╭──

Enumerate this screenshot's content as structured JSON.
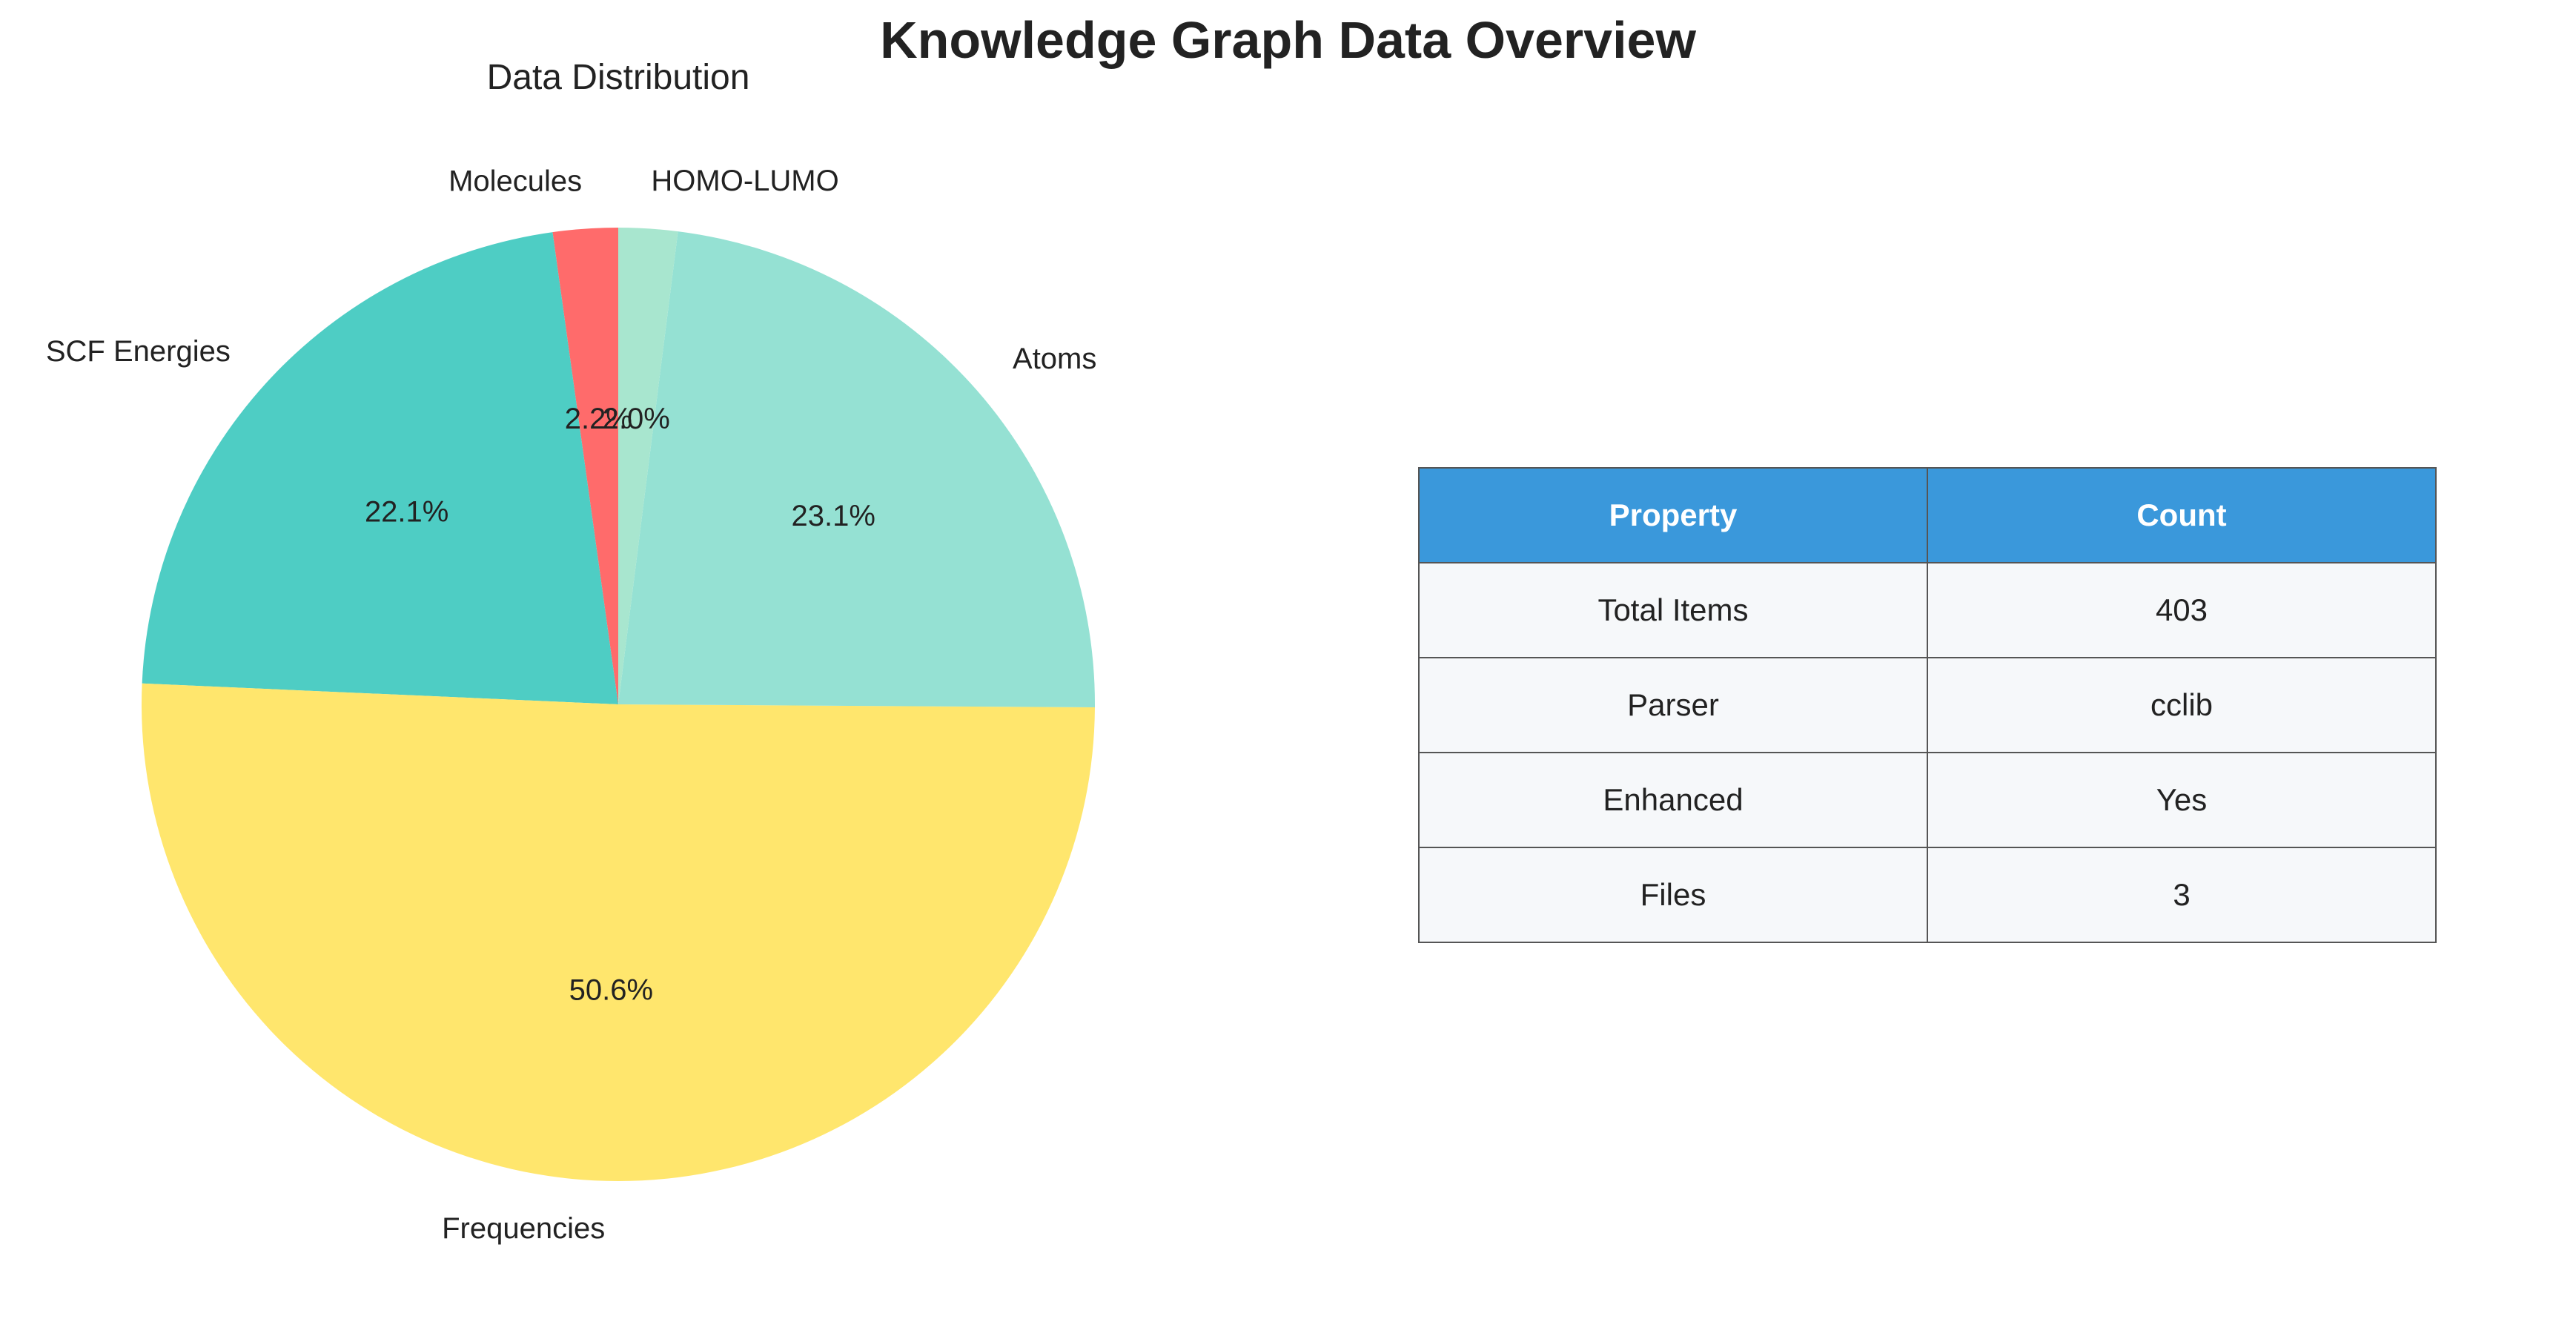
{
  "figure_title": "Knowledge Graph Data Overview",
  "chart_data": [
    {
      "type": "pie",
      "title": "Data Distribution",
      "start_angle_deg": 90,
      "direction": "counterclockwise",
      "slices": [
        {
          "label": "Molecules",
          "value": 2.2,
          "pct_label": "2.2%",
          "color": "#ff6b6b"
        },
        {
          "label": "SCF Energies",
          "value": 22.1,
          "pct_label": "22.1%",
          "color": "#4ecdc4"
        },
        {
          "label": "Frequencies",
          "value": 50.6,
          "pct_label": "50.6%",
          "color": "#ffe66d"
        },
        {
          "label": "Atoms",
          "value": 23.1,
          "pct_label": "23.1%",
          "color": "#95e1d3"
        },
        {
          "label": "HOMO-LUMO",
          "value": 2.0,
          "pct_label": "2.0%",
          "color": "#a8e6cf"
        }
      ]
    },
    {
      "type": "table",
      "columns": [
        "Property",
        "Count"
      ],
      "rows": [
        [
          "Total Items",
          "403"
        ],
        [
          "Parser",
          "cclib"
        ],
        [
          "Enhanced",
          "Yes"
        ],
        [
          "Files",
          "3"
        ]
      ],
      "header_color": "#3a98db",
      "cell_color": "#f6f8fa"
    }
  ]
}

╰──

From the listing above, collect each line in which the string "value" appears.

          "value": 2.2,
          "value": 22.1,
          "value": 50.6,
          "value": 23.1,
          "value": 2.0,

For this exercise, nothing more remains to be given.